• What to do:
A. In the PCC mailbox patch notes, which two functions were added in V25?
B. Carry on the PCC mailbox patch notes from the point where they stop.

------ Document extract ------

Previous implementations of the pcc version of the mailbox protocol assumed the
driver was directly managing the shared memory region.  This lead to duplicated
code and missed steps of the PCC protocol. The first patch in this series makes
it possible for mailbox/pcc to manage the writing of the buffer prior to sending
messages.  It also fixes the notification of message transmission completion.

Previous Version:
https://lore.kernel.org/lkml/20250819205159.347561-1-admiyo@os.amperecomputing.com/

Changes in V26:
-  Remove the addition net-device spinlock and use the spinlock already present in skb lists
-  Use temporary variables to check for success finding the skb in the lists
-  Remove comment that is no longer relevant

Changes in V25:
- Use spin lock to control access to queues of sk_buffs
- removed unused constants
- added ndo_open and ndo_stop functions.  These two functions do
  channel creation and cleanup, to remove packets from the mailbox.

------ Stored data ------

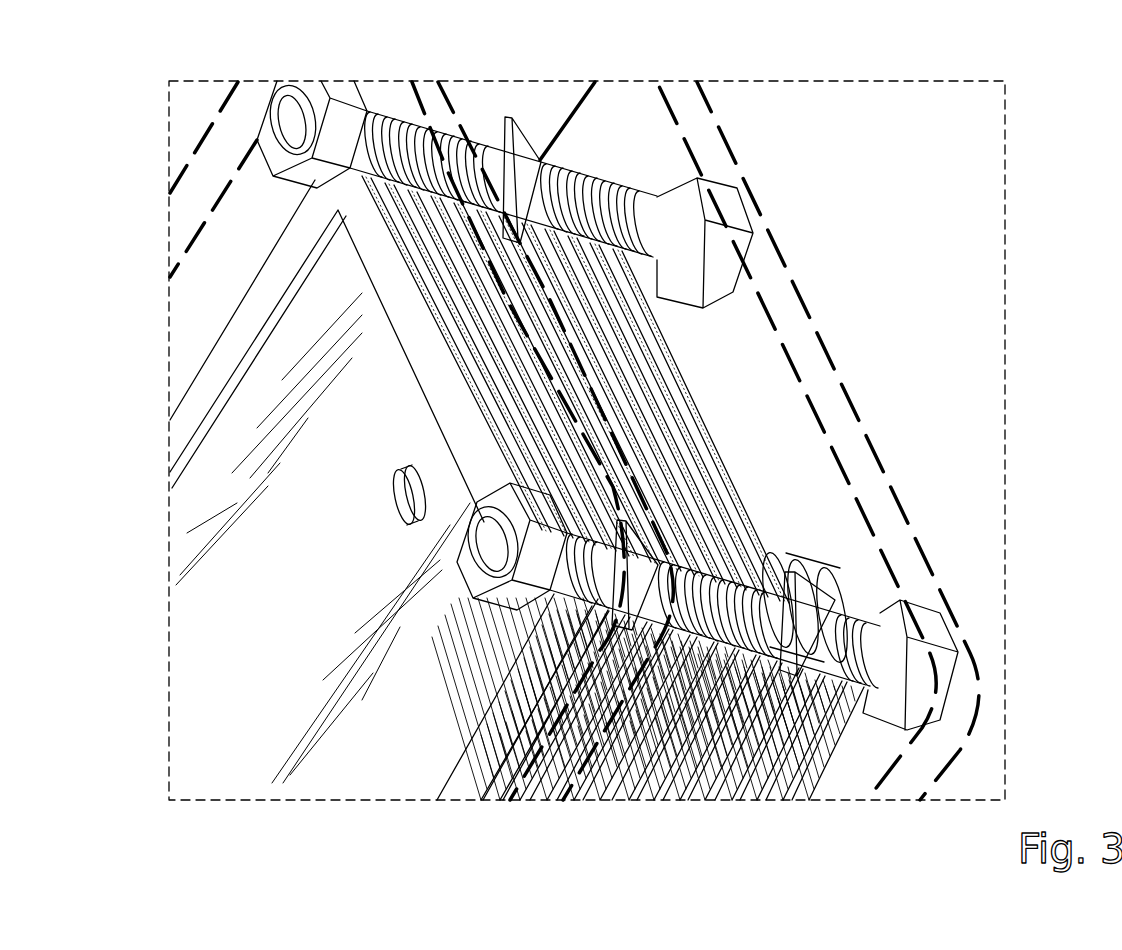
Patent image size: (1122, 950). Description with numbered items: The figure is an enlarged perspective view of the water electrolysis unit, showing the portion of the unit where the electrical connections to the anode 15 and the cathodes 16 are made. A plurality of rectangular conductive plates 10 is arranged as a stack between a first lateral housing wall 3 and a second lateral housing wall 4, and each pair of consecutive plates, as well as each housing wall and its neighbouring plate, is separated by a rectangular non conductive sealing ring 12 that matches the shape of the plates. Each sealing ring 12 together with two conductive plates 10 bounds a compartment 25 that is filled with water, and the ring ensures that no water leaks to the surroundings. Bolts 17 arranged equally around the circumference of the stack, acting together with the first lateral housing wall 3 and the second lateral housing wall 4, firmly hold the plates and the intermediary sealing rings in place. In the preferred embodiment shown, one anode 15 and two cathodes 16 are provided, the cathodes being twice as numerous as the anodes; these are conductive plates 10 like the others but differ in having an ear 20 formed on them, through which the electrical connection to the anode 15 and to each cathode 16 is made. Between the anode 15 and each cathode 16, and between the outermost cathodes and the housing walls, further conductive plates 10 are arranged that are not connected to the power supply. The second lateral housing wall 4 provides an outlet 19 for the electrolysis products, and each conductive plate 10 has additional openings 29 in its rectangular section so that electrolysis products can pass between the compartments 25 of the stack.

The first lateral housing wall 3 is at (208, 175).
The second lateral housing wall 4 is at (818, 386).
The conductive plate 10 is at (670, 378).
The non conductive sealing ring 12 is at (213, 386).
The anode 15 is at (587, 780).
The cathode 16 is at (507, 780).
The bolt 17 is at (605, 185).
The outlet 19 is at (830, 573).
The ear 20 is at (506, 118).
The compartment 25 is at (198, 649).
The opening 29 is at (408, 488).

------

• Replies:
A. ndo_open and ndo_stop.

B.
  They do queue cleanup as well.
- No longer cleans up the channel from the device.

Changes in V24:
- Removed endianess for PCC header values
- Kept Column width to under 80 chars
- Typo in commit message
- Prereqisite patch for PCC buffer management was merged late in 6.17.
  See "mailbox/pcc: support mailbox management of the shared buffer"

Changes in V23:
- Trigger for direct management of shared buffer based on flag in pcc channel
- Only initialize rx_alloc for inbox, not outbox.
- Read value for requested IRQ flag out of channel's current_req
- unqueue an sk_buff that failed to send
- Move error handling for skb resize error inline instead of goto

Changes in V22:
- Direct management of the shared buffer in the mailbox layer.
- Proper checking of command complete flag prior to writing to the buffer.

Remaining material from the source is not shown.